**Task:**
Report the number of lines that hold the string "date". Leave out any other text.

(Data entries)
· · · ·
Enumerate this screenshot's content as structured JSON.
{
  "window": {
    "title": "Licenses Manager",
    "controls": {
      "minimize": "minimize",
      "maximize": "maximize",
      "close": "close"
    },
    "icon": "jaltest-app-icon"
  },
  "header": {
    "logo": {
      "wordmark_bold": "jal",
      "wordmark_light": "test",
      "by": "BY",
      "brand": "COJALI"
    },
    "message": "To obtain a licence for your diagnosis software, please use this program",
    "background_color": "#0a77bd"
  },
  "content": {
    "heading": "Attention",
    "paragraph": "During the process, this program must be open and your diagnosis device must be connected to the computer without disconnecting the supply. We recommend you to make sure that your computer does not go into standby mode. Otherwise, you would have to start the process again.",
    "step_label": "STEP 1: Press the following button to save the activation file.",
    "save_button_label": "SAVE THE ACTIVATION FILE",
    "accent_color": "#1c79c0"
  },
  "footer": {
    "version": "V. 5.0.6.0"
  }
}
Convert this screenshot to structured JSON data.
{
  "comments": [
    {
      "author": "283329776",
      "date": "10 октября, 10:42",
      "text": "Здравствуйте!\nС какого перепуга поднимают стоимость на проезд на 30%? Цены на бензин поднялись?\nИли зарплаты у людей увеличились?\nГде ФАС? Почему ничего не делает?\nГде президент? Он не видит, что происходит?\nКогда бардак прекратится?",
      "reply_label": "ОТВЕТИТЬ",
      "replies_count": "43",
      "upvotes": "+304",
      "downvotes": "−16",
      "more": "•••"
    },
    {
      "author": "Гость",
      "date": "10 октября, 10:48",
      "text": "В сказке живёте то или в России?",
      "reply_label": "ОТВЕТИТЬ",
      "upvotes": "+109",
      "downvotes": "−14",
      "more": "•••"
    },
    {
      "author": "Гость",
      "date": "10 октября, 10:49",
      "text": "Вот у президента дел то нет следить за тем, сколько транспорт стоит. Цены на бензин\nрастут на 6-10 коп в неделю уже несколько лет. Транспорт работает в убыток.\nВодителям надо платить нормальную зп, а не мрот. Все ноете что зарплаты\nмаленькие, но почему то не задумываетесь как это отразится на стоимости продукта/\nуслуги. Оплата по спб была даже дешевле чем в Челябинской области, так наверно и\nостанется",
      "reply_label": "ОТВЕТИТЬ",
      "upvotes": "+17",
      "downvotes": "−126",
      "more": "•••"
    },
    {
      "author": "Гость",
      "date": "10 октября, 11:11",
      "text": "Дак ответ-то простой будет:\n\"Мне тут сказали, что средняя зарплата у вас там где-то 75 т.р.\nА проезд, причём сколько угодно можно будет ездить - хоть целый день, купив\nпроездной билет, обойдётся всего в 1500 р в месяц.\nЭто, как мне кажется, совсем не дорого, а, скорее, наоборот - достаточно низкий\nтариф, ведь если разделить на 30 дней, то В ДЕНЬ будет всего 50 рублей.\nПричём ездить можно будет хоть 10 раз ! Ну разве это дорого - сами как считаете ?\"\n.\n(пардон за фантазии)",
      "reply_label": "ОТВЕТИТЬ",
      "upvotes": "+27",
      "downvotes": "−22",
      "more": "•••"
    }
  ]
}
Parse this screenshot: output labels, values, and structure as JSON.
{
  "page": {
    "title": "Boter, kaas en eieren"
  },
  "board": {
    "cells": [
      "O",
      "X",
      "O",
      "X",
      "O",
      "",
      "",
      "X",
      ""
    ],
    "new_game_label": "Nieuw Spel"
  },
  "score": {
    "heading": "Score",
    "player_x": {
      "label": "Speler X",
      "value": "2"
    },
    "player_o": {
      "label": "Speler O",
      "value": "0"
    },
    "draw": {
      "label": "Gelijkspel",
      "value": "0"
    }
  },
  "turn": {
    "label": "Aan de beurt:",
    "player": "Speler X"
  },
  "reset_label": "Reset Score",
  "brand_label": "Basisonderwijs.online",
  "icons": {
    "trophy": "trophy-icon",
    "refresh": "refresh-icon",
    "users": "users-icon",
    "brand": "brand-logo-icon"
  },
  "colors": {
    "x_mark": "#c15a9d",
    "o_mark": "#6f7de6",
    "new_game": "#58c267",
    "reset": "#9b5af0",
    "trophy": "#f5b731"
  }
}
· · · ·
**Task solution:**
4